Written problem: Keep only those lines of the records that include the string "Million".

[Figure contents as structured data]

# # # # #

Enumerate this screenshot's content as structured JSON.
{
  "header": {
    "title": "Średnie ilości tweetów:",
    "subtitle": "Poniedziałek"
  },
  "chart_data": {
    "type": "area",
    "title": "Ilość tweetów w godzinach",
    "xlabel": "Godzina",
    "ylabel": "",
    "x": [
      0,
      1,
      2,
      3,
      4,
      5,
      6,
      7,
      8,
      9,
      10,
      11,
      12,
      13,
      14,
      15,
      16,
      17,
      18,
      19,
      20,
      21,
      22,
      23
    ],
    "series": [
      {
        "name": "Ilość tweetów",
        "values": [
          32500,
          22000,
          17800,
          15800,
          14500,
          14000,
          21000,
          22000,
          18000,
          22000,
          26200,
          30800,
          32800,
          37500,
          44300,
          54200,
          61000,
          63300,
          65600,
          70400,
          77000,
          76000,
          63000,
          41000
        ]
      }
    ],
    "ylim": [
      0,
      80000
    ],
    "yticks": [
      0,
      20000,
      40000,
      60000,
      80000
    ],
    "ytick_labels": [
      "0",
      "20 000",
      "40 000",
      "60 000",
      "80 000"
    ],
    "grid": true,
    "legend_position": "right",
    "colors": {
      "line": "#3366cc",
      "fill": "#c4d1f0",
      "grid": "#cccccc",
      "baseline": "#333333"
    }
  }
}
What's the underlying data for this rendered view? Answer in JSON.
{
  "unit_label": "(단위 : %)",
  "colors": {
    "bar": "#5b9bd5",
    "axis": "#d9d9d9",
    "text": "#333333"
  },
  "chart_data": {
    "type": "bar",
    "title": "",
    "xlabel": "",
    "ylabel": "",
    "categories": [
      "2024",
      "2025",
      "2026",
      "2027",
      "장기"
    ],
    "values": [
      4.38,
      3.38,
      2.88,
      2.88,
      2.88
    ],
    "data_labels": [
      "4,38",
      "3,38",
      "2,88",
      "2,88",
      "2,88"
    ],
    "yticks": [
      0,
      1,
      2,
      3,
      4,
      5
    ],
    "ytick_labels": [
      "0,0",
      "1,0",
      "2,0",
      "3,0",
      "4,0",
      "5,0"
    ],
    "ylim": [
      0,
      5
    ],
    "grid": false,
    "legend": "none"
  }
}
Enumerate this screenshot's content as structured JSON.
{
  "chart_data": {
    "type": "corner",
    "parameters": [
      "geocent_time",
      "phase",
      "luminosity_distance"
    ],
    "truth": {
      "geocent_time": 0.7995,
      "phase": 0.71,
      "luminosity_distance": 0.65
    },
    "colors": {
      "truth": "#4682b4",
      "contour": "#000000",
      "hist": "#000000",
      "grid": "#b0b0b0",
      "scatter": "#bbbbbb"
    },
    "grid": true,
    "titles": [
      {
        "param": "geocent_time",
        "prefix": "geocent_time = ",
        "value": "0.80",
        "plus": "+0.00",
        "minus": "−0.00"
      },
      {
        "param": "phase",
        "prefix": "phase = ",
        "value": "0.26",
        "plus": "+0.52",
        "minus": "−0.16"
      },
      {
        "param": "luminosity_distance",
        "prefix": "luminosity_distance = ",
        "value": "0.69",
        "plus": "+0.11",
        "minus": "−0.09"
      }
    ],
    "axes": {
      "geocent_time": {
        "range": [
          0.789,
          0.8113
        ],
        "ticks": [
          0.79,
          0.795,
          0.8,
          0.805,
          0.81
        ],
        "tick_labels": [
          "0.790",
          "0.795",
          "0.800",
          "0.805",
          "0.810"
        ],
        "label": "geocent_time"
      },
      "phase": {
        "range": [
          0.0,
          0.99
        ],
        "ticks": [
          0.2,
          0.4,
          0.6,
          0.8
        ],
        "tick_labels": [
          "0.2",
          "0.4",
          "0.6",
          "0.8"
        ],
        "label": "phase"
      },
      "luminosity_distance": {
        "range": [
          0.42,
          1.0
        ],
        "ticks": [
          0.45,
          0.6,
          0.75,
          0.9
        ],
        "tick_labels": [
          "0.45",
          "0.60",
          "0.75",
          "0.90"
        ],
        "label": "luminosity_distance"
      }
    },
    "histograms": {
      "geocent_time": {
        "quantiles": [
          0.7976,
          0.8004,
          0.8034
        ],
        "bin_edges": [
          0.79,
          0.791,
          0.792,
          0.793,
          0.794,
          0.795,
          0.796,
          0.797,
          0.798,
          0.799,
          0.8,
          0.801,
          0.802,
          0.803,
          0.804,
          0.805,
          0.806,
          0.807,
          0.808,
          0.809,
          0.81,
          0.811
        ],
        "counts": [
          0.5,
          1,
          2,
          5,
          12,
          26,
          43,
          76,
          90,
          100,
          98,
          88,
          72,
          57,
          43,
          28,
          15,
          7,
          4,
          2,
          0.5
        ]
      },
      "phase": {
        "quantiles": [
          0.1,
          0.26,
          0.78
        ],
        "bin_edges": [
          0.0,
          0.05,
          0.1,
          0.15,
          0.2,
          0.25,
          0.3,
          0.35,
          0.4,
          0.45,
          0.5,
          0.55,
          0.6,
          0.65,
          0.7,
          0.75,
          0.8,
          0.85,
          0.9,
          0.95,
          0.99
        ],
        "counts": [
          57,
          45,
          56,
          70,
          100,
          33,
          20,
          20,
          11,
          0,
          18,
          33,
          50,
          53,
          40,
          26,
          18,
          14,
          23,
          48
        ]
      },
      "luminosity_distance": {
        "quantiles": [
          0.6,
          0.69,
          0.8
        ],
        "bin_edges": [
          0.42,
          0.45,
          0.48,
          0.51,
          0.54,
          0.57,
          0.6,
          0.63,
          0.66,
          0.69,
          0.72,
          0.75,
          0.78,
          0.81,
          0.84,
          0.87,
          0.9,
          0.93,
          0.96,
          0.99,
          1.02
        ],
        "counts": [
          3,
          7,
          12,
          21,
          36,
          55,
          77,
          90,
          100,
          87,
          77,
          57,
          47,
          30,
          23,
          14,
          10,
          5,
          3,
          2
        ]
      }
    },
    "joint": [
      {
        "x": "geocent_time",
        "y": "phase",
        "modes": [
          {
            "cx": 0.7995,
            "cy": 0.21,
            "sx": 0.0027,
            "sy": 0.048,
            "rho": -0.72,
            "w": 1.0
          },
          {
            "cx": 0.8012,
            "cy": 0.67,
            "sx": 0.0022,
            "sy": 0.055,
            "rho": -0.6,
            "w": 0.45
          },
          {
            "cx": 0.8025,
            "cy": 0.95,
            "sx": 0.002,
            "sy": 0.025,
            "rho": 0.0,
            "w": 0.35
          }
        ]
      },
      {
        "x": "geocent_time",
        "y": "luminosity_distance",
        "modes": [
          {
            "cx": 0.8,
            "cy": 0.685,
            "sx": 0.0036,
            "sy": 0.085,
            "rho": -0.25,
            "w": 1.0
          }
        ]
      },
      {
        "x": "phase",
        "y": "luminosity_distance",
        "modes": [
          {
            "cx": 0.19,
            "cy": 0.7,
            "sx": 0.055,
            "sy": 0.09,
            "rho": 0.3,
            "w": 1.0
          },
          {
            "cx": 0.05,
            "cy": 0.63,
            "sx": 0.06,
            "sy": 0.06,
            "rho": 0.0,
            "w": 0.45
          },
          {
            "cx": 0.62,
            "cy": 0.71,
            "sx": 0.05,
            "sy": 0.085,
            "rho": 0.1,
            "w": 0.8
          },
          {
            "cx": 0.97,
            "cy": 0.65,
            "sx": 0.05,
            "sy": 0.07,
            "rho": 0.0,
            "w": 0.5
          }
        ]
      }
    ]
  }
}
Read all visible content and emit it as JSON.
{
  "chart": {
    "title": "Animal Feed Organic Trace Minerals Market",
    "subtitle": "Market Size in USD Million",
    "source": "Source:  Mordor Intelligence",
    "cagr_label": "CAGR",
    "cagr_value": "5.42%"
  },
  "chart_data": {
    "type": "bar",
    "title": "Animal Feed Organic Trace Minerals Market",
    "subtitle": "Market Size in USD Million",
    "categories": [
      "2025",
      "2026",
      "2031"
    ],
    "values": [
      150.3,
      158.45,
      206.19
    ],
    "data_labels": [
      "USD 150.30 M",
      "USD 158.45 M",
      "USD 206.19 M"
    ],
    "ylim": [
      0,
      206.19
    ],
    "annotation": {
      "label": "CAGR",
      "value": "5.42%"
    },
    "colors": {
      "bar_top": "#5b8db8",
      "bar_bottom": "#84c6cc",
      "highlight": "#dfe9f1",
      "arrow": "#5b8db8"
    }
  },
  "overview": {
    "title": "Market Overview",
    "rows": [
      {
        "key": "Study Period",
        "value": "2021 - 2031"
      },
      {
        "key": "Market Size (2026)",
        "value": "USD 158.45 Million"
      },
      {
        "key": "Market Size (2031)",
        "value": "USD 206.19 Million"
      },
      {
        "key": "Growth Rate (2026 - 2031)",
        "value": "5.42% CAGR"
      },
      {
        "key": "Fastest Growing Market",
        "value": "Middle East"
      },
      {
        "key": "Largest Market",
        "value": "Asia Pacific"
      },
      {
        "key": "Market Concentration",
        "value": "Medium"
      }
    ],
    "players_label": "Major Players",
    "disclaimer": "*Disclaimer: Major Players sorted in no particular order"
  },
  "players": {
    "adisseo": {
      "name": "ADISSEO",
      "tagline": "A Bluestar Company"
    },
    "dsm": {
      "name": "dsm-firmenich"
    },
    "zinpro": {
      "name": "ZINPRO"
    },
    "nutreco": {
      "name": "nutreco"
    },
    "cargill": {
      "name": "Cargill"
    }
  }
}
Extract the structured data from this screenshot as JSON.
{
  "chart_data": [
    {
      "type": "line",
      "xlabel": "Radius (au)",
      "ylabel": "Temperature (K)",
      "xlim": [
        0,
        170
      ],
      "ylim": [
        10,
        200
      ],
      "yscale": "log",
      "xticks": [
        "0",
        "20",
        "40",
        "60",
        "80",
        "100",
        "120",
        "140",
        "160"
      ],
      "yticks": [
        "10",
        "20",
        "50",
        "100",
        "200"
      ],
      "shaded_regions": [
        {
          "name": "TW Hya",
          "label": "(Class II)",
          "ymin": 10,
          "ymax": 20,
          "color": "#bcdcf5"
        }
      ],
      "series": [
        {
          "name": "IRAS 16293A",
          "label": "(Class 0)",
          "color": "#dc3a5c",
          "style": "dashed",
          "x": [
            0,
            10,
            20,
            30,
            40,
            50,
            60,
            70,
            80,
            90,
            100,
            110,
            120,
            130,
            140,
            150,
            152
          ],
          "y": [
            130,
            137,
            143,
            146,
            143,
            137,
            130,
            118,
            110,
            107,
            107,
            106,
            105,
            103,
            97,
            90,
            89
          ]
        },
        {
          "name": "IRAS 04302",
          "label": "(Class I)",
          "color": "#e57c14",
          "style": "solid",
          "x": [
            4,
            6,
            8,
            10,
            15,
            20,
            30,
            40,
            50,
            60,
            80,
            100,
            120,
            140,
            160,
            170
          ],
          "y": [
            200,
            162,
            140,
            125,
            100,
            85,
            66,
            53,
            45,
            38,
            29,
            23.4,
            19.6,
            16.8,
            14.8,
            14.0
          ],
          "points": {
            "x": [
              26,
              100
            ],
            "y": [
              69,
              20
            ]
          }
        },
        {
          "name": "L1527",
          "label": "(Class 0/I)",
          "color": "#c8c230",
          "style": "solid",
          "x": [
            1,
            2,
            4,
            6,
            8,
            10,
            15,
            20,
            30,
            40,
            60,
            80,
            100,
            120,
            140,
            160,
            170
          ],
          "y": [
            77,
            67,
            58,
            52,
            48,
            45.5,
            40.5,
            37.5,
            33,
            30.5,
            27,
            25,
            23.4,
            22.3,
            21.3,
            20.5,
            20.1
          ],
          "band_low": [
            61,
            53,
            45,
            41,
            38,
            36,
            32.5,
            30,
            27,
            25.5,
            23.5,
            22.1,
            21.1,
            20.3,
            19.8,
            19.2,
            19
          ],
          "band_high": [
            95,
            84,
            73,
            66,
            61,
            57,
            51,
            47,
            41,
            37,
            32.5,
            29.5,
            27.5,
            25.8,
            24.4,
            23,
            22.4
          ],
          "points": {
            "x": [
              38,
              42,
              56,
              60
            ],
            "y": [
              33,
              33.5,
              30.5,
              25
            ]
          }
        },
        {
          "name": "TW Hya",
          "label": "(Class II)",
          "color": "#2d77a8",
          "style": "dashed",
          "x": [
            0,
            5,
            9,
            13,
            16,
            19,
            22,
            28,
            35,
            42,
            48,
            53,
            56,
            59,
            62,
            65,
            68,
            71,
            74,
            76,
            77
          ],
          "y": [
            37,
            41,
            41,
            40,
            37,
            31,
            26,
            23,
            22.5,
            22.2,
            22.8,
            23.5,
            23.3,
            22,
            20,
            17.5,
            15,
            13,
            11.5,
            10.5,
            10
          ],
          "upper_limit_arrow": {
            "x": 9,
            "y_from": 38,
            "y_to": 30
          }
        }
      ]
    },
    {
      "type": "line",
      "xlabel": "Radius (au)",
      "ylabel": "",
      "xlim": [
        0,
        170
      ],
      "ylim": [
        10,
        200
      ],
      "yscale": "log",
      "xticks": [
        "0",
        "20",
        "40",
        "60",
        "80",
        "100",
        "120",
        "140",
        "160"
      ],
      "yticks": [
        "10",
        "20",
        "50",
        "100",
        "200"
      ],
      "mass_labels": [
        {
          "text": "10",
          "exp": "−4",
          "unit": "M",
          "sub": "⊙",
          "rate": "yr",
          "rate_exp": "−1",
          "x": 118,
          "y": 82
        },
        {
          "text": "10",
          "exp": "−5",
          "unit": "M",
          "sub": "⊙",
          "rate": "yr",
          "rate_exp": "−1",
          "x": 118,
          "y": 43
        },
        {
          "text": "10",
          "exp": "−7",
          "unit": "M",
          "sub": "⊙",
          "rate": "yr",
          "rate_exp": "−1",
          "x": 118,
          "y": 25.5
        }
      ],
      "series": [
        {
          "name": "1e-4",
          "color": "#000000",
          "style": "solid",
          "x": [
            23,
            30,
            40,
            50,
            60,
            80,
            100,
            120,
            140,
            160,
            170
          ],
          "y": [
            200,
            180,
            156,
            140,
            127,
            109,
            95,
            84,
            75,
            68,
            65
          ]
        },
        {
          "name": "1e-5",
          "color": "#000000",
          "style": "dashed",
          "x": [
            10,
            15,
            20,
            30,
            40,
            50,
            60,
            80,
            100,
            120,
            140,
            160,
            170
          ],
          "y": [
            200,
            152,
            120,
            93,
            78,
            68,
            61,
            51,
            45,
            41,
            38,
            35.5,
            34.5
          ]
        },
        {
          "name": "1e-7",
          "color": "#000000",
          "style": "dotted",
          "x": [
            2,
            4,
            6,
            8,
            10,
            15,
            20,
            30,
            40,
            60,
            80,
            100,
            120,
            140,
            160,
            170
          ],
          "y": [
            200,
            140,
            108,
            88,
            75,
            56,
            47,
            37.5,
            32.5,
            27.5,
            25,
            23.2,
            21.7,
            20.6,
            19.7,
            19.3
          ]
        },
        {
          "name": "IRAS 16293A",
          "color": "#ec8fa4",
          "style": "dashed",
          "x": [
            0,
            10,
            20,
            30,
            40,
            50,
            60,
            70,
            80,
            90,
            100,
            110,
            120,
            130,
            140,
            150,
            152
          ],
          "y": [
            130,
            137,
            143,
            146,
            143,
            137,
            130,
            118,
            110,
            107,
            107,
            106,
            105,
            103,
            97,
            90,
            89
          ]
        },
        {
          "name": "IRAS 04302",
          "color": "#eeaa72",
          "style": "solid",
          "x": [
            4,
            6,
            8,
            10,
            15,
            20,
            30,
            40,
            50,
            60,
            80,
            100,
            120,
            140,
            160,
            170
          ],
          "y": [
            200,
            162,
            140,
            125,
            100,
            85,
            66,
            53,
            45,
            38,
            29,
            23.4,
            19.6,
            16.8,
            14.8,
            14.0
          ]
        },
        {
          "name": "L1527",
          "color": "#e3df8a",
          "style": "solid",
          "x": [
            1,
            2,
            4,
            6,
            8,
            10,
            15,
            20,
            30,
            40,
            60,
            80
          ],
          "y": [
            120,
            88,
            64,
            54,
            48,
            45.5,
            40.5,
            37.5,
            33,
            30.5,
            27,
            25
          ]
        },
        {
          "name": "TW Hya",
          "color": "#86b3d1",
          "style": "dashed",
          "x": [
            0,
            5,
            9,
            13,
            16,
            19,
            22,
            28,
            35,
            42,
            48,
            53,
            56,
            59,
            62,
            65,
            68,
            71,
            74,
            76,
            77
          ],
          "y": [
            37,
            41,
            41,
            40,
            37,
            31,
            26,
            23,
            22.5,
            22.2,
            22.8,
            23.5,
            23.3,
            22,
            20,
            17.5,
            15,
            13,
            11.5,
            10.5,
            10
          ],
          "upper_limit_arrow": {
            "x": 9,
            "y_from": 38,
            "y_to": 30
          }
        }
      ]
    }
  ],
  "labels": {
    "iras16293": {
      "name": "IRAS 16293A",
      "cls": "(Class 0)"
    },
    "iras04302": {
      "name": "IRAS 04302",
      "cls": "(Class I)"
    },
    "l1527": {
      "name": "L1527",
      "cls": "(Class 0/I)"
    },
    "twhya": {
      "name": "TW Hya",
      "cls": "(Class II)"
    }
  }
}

# # # # #

Written response:
    "subtitle": "Market Size in USD Million",
    "subtitle": "Market Size in USD Million",
        "value": "USD 158.45 Million"
        "value": "USD 206.19 Million"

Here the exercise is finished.